Locate each line containing the string "Yılın" and copy it out.

(Items listed in a dataset)
※

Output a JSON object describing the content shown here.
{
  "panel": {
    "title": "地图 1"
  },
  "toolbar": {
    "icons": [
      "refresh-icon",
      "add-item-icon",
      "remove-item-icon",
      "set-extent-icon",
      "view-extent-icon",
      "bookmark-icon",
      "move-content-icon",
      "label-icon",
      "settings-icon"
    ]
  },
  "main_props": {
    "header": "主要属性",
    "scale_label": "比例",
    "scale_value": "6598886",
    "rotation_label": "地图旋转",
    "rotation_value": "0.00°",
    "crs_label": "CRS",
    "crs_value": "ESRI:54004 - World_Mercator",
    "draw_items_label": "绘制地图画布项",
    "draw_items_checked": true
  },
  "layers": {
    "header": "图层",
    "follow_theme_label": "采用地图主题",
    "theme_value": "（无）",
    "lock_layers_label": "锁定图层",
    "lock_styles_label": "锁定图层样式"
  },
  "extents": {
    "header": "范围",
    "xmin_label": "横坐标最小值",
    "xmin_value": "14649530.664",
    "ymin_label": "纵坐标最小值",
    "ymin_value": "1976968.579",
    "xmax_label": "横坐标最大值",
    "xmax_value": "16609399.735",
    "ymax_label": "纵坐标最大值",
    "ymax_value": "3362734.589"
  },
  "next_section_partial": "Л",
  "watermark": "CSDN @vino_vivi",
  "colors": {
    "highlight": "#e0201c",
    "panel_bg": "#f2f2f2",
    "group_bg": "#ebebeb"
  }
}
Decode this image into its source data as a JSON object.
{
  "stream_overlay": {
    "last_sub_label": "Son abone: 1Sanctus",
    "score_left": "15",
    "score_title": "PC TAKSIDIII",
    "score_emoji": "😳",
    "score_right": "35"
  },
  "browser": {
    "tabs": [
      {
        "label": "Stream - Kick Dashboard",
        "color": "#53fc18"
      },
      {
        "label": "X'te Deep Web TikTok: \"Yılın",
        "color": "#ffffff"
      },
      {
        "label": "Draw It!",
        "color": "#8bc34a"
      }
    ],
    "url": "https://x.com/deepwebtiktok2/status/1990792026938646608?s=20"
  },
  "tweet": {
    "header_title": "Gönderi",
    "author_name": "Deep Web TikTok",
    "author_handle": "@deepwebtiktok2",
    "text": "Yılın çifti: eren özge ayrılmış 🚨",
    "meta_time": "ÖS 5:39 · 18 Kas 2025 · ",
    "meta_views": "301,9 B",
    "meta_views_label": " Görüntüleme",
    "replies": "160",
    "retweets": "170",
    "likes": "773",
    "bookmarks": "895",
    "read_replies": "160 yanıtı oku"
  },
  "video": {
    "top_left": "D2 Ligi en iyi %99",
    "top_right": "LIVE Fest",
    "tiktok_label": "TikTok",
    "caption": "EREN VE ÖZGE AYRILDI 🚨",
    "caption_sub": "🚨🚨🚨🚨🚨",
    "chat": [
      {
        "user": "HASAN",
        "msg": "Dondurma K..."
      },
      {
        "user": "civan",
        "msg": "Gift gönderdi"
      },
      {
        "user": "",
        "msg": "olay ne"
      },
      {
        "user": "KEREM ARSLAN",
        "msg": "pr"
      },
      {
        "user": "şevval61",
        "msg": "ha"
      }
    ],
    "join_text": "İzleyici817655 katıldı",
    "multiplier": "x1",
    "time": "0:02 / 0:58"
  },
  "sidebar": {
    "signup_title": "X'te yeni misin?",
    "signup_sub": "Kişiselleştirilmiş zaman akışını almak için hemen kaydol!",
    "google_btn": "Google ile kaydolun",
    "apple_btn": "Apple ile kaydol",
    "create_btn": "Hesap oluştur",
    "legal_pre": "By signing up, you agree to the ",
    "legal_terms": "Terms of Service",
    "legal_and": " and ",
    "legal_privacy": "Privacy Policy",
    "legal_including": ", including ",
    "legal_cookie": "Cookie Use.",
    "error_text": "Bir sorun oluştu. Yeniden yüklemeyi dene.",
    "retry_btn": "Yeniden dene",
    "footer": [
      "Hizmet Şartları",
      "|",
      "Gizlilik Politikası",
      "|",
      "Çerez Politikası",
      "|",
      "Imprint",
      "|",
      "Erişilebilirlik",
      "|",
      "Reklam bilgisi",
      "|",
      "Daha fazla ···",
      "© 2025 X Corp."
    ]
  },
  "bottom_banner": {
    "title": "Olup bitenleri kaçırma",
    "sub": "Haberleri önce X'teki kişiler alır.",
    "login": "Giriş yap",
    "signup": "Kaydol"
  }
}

※

## EXPECTED ANSWER
        "label": "X'te Deep Web TikTok: \"Yılın",
    "text": "Yılın çifti: eren özge ayrılmış 🚨",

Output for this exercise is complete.